**Task to carry out**.
Turn the material from the line containing "Enumerate the UI" up to and including the line containing "- Y-axis label: PET: PET: [15, 171, 29, 197]" into a numbered list, leaving out blank lines and pictures.

[Rows from a layout dataset]
........
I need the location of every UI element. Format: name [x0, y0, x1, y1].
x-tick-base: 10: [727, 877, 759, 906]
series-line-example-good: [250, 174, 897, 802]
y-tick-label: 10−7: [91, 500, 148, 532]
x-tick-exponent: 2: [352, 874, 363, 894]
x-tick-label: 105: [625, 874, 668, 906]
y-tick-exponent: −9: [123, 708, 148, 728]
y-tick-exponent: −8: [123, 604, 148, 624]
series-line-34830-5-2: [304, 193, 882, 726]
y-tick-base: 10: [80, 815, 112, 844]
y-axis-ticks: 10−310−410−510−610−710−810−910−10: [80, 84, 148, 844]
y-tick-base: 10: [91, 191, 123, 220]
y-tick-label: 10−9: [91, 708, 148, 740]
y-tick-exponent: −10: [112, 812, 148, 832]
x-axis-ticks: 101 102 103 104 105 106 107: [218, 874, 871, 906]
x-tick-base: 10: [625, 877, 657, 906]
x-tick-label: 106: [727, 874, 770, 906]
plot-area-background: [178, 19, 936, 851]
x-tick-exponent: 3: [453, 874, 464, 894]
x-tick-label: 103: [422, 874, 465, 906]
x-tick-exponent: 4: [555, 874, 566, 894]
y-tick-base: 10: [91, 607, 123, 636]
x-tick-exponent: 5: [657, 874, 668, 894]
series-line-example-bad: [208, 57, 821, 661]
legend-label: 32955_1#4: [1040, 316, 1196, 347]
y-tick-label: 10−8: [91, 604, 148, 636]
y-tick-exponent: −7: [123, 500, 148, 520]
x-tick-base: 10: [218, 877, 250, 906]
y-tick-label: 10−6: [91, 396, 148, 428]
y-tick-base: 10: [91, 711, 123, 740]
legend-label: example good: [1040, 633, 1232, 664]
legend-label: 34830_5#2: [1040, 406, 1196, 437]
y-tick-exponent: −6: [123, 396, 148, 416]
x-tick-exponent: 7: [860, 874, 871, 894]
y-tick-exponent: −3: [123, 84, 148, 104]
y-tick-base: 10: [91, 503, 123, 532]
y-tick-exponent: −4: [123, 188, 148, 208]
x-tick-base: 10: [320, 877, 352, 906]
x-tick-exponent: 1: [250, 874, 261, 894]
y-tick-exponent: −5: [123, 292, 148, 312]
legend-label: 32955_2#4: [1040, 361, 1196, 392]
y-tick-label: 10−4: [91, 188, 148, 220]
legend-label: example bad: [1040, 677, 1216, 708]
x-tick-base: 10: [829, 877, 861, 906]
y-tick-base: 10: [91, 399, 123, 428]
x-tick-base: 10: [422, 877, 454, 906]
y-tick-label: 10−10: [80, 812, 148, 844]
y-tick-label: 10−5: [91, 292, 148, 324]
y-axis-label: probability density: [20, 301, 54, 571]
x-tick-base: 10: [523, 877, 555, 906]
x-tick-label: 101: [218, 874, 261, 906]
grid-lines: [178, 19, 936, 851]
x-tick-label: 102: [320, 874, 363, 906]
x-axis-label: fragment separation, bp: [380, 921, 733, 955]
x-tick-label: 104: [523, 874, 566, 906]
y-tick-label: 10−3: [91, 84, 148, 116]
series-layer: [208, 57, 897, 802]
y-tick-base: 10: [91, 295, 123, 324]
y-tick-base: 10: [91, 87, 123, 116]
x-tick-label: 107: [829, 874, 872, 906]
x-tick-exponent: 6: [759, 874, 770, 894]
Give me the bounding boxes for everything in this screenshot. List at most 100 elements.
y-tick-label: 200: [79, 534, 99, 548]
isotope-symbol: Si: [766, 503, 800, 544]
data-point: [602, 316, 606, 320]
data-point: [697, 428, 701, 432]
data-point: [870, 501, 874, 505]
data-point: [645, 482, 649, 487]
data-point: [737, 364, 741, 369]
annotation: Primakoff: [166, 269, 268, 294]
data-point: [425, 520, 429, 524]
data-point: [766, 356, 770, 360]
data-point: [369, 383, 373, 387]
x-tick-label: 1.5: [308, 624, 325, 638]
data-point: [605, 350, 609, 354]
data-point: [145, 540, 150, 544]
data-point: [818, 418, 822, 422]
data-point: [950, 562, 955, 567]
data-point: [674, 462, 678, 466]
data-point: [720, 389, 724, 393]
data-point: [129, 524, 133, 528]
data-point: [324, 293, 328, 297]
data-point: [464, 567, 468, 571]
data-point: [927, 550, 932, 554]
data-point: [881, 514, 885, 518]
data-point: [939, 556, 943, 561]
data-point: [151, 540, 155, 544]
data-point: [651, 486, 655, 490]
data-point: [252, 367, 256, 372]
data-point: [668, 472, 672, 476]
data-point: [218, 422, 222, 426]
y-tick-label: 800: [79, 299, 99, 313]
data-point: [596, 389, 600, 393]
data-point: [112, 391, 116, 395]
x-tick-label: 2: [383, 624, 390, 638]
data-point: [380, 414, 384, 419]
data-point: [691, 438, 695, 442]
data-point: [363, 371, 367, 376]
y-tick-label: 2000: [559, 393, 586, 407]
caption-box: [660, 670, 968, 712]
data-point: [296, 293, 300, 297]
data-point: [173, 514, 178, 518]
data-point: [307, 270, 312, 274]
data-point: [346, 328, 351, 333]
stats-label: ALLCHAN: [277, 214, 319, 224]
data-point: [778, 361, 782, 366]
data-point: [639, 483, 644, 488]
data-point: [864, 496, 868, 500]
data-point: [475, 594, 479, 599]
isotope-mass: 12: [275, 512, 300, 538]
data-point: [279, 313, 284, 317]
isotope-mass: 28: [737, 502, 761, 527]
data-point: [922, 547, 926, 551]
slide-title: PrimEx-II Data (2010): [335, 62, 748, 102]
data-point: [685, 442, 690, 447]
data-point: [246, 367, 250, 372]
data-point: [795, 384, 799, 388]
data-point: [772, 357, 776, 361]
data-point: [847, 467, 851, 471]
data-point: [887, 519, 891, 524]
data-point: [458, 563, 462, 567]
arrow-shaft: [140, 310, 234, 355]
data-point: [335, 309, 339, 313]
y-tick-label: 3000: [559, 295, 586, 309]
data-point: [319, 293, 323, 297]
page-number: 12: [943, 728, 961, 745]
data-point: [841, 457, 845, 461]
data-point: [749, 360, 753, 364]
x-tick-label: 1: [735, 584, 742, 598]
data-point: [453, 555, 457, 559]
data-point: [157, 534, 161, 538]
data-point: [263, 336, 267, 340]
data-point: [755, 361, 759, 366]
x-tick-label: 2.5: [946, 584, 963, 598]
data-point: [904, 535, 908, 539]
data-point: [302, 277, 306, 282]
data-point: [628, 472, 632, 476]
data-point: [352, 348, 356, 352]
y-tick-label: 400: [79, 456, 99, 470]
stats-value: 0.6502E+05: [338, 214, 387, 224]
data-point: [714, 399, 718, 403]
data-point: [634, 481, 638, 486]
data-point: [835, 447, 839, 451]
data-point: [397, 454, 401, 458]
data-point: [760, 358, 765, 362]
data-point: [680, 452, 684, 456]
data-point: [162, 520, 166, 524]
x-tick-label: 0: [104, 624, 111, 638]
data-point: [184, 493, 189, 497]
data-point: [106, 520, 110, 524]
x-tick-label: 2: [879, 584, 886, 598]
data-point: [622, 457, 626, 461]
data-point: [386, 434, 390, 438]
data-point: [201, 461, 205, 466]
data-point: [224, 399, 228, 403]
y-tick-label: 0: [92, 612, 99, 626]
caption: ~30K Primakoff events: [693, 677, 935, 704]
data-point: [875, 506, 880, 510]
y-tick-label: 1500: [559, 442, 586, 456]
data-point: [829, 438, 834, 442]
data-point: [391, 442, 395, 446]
........
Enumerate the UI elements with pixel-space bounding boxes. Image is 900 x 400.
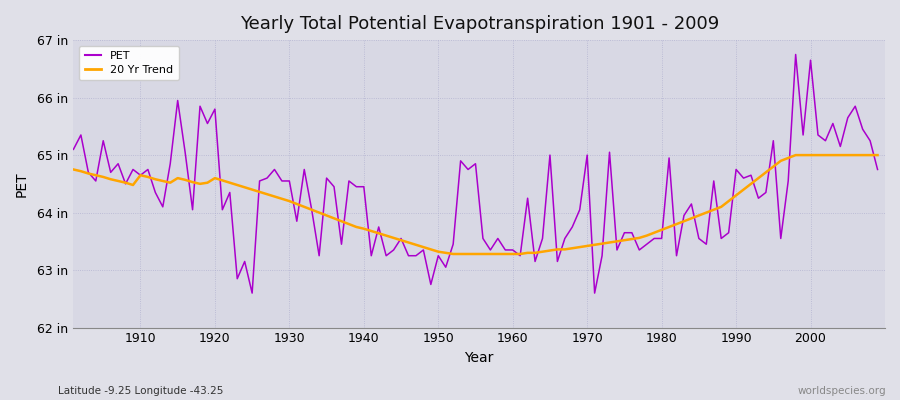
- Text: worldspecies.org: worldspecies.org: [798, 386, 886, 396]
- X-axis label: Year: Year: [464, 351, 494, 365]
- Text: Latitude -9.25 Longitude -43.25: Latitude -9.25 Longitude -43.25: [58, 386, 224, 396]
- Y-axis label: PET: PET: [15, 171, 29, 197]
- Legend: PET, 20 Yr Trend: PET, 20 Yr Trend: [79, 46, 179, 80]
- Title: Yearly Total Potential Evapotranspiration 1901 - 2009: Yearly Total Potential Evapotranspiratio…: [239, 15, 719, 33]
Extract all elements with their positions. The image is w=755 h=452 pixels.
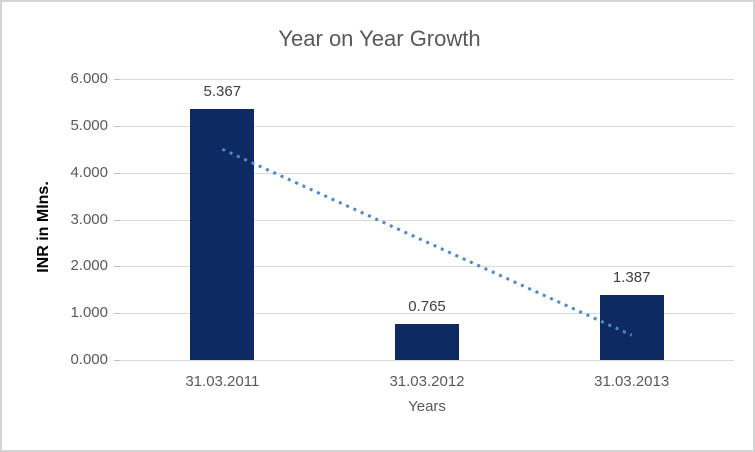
........
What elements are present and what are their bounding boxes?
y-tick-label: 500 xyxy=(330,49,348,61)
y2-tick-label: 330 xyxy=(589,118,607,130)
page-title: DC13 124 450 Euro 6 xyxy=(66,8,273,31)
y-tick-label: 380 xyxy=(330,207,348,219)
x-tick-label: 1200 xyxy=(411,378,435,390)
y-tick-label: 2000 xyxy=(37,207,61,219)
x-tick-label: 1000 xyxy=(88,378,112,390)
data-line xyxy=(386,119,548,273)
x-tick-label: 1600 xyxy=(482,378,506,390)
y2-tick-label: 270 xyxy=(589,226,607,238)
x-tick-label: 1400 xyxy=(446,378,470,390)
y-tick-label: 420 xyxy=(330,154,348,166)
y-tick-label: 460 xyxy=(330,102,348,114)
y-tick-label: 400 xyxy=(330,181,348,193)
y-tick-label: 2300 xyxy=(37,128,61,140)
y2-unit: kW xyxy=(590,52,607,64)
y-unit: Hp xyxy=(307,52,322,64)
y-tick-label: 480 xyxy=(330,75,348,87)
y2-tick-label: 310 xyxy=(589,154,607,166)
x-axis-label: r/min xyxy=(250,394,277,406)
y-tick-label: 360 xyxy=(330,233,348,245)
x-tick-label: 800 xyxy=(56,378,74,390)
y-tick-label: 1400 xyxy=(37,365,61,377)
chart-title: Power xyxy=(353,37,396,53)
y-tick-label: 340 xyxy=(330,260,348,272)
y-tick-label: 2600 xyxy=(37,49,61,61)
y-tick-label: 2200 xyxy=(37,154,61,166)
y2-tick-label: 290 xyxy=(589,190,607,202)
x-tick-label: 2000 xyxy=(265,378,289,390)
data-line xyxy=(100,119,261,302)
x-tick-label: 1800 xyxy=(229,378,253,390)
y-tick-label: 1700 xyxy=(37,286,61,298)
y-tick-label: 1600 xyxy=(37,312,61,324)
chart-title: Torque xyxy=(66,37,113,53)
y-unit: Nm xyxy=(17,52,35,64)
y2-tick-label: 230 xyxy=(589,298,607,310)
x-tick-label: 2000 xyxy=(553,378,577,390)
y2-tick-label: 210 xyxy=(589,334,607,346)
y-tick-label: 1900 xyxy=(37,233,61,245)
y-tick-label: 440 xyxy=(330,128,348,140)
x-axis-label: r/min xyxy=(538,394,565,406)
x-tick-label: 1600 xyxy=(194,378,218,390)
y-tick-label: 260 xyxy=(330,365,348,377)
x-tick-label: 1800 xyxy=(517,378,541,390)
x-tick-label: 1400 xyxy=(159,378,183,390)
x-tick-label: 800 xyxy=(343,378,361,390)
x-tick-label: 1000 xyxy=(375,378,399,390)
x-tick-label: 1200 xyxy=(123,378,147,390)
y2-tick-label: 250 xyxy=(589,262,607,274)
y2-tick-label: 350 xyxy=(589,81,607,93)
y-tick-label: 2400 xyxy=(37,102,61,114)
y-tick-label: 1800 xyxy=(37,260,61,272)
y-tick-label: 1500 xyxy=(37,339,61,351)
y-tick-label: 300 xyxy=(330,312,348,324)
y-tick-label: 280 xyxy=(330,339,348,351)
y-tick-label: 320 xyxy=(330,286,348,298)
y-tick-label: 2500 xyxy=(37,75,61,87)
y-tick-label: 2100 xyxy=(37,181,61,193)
........
**Output**.
1. Enumerate the UI elements with pixel-space bounding boxes. Image is 900 x 400.
2. - Text: worldspecies.org: worldspecies.org: [798, 386, 886, 396]
3. - X-axis label: Year: Year: [464, 351, 494, 365]
4. - Text: Latitude -9.25 Longitude -43.25: Latitude -9.25 Longitude -43.25: [58, 386, 224, 396]
5. - Y-axis label: PET: PET: [15, 171, 29, 197]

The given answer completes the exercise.